Word for word, copy all the data and drop the pictures.

## Start Raw records

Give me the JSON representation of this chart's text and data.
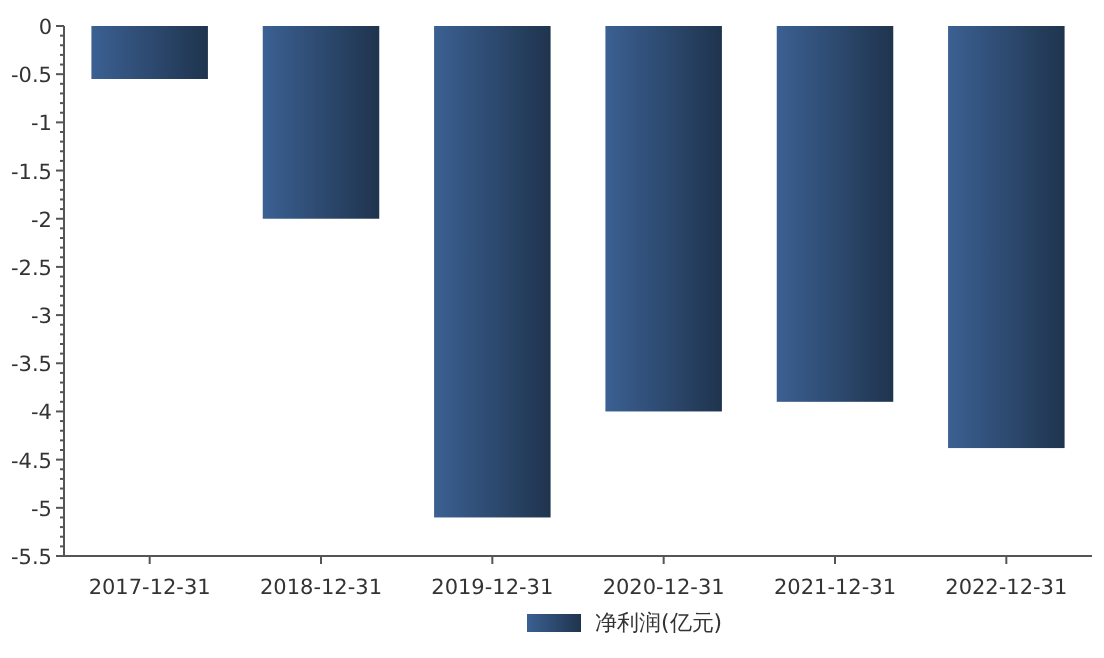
{
  "chart_data": {
    "type": "bar",
    "categories": [
      "2017-12-31",
      "2018-12-31",
      "2019-12-31",
      "2020-12-31",
      "2021-12-31",
      "2022-12-31"
    ],
    "series": [
      {
        "name": "净利润(亿元)",
        "color": "#2d4a70",
        "values": [
          -0.55,
          -2.0,
          -5.1,
          -4.0,
          -3.9,
          -4.38
        ]
      }
    ],
    "ylim": [
      -5.5,
      0
    ],
    "yticks": [
      0,
      -0.5,
      -1,
      -1.5,
      -2,
      -2.5,
      -3,
      -3.5,
      -4,
      -4.5,
      -5,
      -5.5
    ],
    "grid": false,
    "legend": "bottom"
  }
}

## End Raw records

Written solution –
Give me the JSON representation of this chart's text and data.
{
  "chart_data": {
    "type": "bar",
    "categories": [
      "2017-12-31",
      "2018-12-31",
      "2019-12-31",
      "2020-12-31",
      "2021-12-31",
      "2022-12-31"
    ],
    "series": [
      {
        "name": "净利润(亿元)",
        "color": "#2d4a70",
        "values": [
          -0.55,
          -2.0,
          -5.1,
          -4.0,
          -3.9,
          -4.38
        ]
      }
    ],
    "ylim": [
      -5.5,
      0
    ],
    "yticks": [
      0,
      -0.5,
      -1,
      -1.5,
      -2,
      -2.5,
      -3,
      -3.5,
      -4,
      -4.5,
      -5,
      -5.5
    ],
    "grid": false,
    "legend": "bottom"
  }
}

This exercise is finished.